• [Exercise instructions]: Within the data below, state how many lines contain the string "диво". Provide the number only.

• [Material supplied]:

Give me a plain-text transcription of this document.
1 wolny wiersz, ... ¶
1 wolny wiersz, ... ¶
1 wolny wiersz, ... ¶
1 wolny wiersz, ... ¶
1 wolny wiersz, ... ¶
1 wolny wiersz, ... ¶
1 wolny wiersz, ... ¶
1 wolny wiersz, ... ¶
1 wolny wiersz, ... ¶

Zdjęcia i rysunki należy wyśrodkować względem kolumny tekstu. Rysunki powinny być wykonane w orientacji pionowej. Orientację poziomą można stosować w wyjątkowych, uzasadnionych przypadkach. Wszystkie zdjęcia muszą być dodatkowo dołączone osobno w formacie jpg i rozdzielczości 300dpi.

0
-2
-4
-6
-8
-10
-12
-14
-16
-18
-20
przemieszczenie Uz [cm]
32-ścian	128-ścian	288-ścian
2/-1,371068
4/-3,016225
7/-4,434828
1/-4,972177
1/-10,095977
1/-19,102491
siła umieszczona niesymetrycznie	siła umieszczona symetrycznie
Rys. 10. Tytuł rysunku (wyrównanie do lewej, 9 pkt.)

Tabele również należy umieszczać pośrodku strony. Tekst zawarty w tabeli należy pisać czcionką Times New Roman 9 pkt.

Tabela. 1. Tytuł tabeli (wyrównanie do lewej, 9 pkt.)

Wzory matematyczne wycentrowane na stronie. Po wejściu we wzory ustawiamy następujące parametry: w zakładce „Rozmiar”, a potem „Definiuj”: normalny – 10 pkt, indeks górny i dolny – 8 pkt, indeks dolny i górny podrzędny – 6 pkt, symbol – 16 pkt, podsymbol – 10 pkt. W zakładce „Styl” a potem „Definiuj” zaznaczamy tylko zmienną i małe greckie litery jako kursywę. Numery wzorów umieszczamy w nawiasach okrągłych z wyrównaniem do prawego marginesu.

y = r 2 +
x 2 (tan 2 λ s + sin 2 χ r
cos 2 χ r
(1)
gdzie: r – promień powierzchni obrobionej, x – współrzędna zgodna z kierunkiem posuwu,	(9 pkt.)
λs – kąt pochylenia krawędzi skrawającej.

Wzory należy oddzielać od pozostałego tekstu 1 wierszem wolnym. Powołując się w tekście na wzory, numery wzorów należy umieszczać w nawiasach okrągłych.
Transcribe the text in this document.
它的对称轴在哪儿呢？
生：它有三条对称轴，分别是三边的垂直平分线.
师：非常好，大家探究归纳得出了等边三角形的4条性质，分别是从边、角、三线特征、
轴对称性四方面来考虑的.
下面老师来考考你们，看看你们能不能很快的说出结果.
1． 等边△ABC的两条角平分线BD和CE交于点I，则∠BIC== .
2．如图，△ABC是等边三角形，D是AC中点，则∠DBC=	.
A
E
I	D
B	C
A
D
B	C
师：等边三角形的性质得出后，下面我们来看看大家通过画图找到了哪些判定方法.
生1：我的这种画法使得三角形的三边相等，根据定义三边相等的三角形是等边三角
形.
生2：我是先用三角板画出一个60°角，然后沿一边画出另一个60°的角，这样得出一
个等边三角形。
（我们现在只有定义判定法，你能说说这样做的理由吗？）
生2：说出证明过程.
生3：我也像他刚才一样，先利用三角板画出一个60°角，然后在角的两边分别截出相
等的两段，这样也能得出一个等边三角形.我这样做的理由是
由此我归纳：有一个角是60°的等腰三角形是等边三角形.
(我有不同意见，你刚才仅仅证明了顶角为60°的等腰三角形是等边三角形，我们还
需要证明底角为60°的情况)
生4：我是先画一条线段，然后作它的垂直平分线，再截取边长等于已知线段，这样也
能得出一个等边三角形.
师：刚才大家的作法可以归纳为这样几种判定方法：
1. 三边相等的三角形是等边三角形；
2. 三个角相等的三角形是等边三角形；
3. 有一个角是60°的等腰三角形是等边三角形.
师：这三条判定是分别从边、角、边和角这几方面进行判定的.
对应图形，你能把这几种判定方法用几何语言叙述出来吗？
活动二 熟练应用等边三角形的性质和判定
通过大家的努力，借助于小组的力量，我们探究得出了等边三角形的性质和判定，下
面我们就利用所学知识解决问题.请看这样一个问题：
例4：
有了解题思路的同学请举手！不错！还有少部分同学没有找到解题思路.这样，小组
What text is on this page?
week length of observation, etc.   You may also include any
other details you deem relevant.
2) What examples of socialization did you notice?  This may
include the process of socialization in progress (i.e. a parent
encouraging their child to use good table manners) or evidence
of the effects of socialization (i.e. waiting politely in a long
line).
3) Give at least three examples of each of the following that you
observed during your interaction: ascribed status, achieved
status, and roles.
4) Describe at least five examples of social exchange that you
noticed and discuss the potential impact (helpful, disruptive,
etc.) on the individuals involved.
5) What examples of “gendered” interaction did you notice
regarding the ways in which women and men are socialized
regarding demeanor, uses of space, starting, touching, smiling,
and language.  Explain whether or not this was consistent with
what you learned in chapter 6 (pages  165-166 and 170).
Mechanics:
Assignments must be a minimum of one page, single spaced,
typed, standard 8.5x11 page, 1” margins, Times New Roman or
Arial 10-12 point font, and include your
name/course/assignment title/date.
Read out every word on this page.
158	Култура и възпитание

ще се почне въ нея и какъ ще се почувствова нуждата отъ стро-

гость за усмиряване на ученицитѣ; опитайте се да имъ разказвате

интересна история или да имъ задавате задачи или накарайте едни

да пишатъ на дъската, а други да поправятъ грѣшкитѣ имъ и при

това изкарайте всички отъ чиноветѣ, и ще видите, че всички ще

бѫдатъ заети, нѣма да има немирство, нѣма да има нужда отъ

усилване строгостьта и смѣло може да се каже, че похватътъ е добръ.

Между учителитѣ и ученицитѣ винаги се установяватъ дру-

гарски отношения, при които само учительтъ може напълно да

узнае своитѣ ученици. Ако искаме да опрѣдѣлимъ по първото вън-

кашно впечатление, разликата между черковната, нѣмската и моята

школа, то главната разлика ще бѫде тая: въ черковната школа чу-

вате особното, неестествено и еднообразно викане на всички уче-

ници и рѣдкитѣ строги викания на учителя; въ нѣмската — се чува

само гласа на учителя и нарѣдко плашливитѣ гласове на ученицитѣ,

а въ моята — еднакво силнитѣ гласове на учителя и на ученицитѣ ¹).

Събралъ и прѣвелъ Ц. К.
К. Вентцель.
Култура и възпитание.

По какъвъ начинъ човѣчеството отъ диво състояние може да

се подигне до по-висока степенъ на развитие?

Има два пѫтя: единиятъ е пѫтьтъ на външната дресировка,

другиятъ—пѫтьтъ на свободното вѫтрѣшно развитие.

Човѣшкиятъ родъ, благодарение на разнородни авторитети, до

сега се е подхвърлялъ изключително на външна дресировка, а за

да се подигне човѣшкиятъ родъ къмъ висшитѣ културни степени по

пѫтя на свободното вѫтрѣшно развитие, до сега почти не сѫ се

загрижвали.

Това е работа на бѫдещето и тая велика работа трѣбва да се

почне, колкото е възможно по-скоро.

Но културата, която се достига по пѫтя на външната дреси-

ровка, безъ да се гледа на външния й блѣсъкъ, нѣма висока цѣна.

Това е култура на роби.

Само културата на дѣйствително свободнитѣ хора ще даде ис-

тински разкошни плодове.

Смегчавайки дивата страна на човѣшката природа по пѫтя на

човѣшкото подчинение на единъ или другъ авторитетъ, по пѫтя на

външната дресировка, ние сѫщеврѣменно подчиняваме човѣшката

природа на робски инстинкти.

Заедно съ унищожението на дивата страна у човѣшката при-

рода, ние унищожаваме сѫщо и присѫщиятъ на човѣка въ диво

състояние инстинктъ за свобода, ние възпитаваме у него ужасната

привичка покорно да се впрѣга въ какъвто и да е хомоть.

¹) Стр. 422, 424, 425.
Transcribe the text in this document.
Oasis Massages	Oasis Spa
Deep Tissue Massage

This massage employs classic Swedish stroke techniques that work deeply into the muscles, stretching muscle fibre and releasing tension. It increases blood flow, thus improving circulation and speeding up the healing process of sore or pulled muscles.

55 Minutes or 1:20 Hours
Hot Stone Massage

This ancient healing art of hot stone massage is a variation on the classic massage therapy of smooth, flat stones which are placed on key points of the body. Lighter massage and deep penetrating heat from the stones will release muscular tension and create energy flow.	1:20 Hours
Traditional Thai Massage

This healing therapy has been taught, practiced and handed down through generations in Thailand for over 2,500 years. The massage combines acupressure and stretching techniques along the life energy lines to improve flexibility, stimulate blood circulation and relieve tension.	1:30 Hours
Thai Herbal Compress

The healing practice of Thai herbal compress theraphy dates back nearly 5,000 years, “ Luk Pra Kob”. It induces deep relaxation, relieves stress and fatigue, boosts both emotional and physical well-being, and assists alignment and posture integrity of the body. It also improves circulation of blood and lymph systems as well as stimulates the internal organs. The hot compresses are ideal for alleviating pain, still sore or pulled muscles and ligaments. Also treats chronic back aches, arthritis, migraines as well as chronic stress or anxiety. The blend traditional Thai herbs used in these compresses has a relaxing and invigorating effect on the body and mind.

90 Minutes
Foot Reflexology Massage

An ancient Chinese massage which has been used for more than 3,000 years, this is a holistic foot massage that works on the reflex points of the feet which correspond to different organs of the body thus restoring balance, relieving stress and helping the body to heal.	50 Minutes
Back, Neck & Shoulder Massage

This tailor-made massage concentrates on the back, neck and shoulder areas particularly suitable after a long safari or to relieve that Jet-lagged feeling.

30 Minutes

• [Response]: 2